STATED PROBLEM:
Extract every record, keeping each one exactly as it is.

Stored items from a collection
★ ★ ★

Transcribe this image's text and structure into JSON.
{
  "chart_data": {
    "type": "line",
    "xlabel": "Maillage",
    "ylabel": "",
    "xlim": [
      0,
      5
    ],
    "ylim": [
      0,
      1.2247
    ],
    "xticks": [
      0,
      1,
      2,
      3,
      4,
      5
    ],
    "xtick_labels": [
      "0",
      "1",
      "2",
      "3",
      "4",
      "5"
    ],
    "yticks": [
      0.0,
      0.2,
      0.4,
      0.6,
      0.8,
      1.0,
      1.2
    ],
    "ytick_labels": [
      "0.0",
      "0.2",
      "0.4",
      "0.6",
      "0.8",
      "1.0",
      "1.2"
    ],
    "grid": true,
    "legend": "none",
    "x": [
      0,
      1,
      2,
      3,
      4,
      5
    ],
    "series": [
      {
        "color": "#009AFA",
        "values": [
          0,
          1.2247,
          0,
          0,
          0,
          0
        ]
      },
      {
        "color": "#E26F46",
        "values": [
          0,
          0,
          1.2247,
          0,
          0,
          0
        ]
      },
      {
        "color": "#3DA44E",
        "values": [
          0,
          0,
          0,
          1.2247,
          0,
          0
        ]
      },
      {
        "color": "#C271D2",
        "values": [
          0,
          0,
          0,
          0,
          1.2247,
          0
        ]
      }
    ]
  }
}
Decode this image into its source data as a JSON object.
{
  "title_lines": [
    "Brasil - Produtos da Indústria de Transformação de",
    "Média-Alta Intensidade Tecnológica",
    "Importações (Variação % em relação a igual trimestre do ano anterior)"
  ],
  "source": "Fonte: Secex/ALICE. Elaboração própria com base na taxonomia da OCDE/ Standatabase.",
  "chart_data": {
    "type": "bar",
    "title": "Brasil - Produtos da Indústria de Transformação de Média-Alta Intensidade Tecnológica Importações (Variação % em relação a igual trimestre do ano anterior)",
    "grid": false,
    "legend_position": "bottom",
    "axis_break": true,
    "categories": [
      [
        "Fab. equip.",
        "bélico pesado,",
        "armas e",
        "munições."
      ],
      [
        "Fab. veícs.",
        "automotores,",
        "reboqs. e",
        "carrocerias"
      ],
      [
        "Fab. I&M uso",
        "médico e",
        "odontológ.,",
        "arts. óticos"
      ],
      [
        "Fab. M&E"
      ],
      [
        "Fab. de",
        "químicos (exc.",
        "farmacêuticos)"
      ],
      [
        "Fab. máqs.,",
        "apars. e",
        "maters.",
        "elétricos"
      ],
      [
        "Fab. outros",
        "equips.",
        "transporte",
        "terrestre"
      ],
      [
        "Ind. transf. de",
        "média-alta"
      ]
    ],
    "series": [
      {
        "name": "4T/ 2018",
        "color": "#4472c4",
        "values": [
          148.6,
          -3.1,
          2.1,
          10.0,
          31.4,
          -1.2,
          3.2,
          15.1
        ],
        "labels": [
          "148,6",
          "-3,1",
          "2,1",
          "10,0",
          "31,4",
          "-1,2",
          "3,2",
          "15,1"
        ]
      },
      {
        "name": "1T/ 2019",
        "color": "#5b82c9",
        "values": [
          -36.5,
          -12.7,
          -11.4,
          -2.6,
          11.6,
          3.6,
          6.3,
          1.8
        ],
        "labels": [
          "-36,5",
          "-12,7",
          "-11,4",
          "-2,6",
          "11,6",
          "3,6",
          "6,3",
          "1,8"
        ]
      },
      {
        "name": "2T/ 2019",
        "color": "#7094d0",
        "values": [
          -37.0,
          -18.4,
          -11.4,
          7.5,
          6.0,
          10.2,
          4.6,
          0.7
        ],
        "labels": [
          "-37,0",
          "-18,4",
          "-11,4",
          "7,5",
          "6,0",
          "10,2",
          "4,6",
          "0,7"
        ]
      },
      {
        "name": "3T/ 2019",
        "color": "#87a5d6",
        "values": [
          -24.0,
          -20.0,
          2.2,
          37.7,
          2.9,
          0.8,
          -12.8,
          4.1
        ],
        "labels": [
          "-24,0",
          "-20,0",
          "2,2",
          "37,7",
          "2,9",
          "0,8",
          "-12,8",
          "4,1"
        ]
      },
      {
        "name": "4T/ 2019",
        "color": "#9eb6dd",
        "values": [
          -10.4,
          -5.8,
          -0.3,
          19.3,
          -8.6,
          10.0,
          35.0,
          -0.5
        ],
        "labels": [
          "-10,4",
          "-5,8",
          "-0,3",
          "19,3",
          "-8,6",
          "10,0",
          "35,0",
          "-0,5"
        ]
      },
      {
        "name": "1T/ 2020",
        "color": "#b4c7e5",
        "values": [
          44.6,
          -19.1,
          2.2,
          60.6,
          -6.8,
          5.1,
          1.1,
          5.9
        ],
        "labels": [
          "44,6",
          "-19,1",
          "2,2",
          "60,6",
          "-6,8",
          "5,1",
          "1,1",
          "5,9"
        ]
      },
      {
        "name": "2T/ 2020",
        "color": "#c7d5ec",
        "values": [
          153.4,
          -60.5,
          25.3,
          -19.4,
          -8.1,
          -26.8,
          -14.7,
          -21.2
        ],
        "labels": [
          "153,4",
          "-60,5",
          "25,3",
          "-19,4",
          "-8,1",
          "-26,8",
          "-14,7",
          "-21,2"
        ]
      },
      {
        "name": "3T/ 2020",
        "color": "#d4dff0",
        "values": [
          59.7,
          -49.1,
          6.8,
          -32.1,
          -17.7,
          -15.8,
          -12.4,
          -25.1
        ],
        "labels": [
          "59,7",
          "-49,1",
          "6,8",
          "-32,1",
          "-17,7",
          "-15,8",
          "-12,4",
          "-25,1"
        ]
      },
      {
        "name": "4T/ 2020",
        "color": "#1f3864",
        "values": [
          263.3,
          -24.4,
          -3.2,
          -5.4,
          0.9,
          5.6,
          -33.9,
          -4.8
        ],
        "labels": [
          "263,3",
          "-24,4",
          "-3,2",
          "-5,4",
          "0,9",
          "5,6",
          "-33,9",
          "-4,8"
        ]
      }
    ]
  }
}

★ ★ ★

RESPONSE TO THIS EXERCISE:
Transcribe this image's text and structure into JSON.
{
  "chart_data": {
    "type": "line",
    "xlabel": "Maillage",
    "ylabel": "",
    "xlim": [
      0,
      5
    ],
    "ylim": [
      0,
      1.2247
    ],
    "xticks": [
      0,
      1,
      2,
      3,
      4,
      5
    ],
    "xtick_labels": [
      "0",
      "1",
      "2",
      "3",
      "4",
      "5"
    ],
    "yticks": [
      0.0,
      0.2,
      0.4,
      0.6,
      0.8,
      1.0,
      1.2
    ],
    "ytick_labels": [
      "0.0",
      "0.2",
      "0.4",
      "0.6",
      "0.8",
      "1.0",
      "1.2"
    ],
    "grid": true,
    "legend": "none",
    "x": [
      0,
      1,
      2,
      3,
      4,
      5
    ],
    "series": [
      {
        "color": "#009AFA",
        "values": [
          0,
          1.2247,
          0,
          0,
          0,
          0
        ]
      },
      {
        "color": "#E26F46",
        "values": [
          0,
          0,
          1.2247,
          0,
          0,
          0
        ]
      },
      {
        "color": "#3DA44E",
        "values": [
          0,
          0,
          0,
          1.2247,
          0,
          0
        ]
      },
      {
        "color": "#C271D2",
        "values": [
          0,
          0,
          0,
          0,
          1.2247,
          0
        ]
      }
    ]
  }
}
Decode this image into its source data as a JSON object.
{
  "title_lines": [
    "Brasil - Produtos da Indústria de Transformação de",
    "Média-Alta Intensidade Tecnológica",
    "Importações (Variação % em relação a igual trimestre do ano anterior)"
  ],
  "source": "Fonte: Secex/ALICE. Elaboração própria com base na taxonomia da OCDE/ Standatabase.",
  "chart_data": {
    "type": "bar",
    "title": "Brasil - Produtos da Indústria de Transformação de Média-Alta Intensidade Tecnológica Importações (Variação % em relação a igual trimestre do ano anterior)",
    "grid": false,
    "legend_position": "bottom",
    "axis_break": true,
    "categories": [
      [
        "Fab. equip.",
        "bélico pesado,",
        "armas e",
        "munições."
      ],
      [
        "Fab. veícs.",
        "automotores,",
        "reboqs. e",
        "carrocerias"
      ],
      [
        "Fab. I&M uso",
        "médico e",
        "odontológ.,",
        "arts. óticos"
      ],
      [
        "Fab. M&E"
      ],
      [
        "Fab. de",
        "químicos (exc.",
        "farmacêuticos)"
      ],
      [
        "Fab. máqs.,",
        "apars. e",
        "maters.",
        "elétricos"
      ],
      [
        "Fab. outros",
        "equips.",
        "transporte",
        "terrestre"
      ],
      [
        "Ind. transf. de",
        "média-alta"
      ]
    ],
    "series": [
      {
        "name": "4T/ 2018",
        "color": "#4472c4",
        "values": [
          148.6,
          -3.1,
          2.1,
          10.0,
          31.4,
          -1.2,
          3.2,
          15.1
        ],
        "labels": [
          "148,6",
          "-3,1",
          "2,1",
          "10,0",
          "31,4",
          "-1,2",
          "3,2",
          "15,1"
        ]
      },
      {
        "name": "1T/ 2019",
        "color": "#5b82c9",
        "values": [
          -36.5,
          -12.7,
          -11.4,
          -2.6,
          11.6,
          3.6,
          6.3,
          1.8
        ],
        "labels": [
          "-36,5",
          "-12,7",
          "-11,4",
          "-2,6",
          "11,6",
          "3,6",
          "6,3",
          "1,8"
        ]
      },
      {
        "name": "2T/ 2019",
        "color": "#7094d0",
        "values": [
          -37.0,
          -18.4,
          -11.4,
          7.5,
          6.0,
          10.2,
          4.6,
          0.7
        ],
        "labels": [
          "-37,0",
          "-18,4",
          "-11,4",
          "7,5",
          "6,0",
          "10,2",
          "4,6",
          "0,7"
        ]
      },
      {
        "name": "3T/ 2019",
        "color": "#87a5d6",
        "values": [
          -24.0,
          -20.0,
          2.2,
          37.7,
          2.9,
          0.8,
          -12.8,
          4.1
        ],
        "labels": [
          "-24,0",
          "-20,0",
          "2,2",
          "37,7",
          "2,9",
          "0,8",
          "-12,8",
          "4,1"
        ]
      },
      {
        "name": "4T/ 2019",
        "color": "#9eb6dd",
        "values": [
          -10.4,
          -5.8,
          -0.3,
          19.3,
          -8.6,
          10.0,
          35.0,
          -0.5
        ],
        "labels": [
          "-10,4",
          "-5,8",
          "-0,3",
          "19,3",
          "-8,6",
          "10,0",
          "35,0",
          "-0,5"
        ]
      },
      {
        "name": "1T/ 2020",
        "color": "#b4c7e5",
        "values": [
          44.6,
          -19.1,
          2.2,
          60.6,
          -6.8,
          5.1,
          1.1,
          5.9
        ],
        "labels": [
          "44,6",
          "-19,1",
          "2,2",
          "60,6",
          "-6,8",
          "5,1",
          "1,1",
          "5,9"
        ]
      },
      {
        "name": "2T/ 2020",
        "color": "#c7d5ec",
        "values": [
          153.4,
          -60.5,
          25.3,
          -19.4,
          -8.1,
          -26.8,
          -14.7,
          -21.2
        ],
        "labels": [
          "153,4",
          "-60,5",
          "25,3",
          "-19,4",
          "-8,1",
          "-26,8",
          "-14,7",
          "-21,2"
        ]
      },
      {
        "name": "3T/ 2020",
        "color": "#d4dff0",
        "values": [
          59.7,
          -49.1,
          6.8,
          -32.1,
          -17.7,
          -15.8,
          -12.4,
          -25.1
        ],
        "labels": [
          "59,7",
          "-49,1",
          "6,8",
          "-32,1",
          "-17,7",
          "-15,8",
          "-12,4",
          "-25,1"
        ]
      },
      {
        "name": "4T/ 2020",
        "color": "#1f3864",
        "values": [
          263.3,
          -24.4,
          -3.2,
          -5.4,
          0.9,
          5.6,
          -33.9,
          -4.8
        ],
        "labels": [
          "263,3",
          "-24,4",
          "-3,2",
          "-5,4",
          "0,9",
          "5,6",
          "-33,9",
          "-4,8"
        ]
      }
    ]
  }
}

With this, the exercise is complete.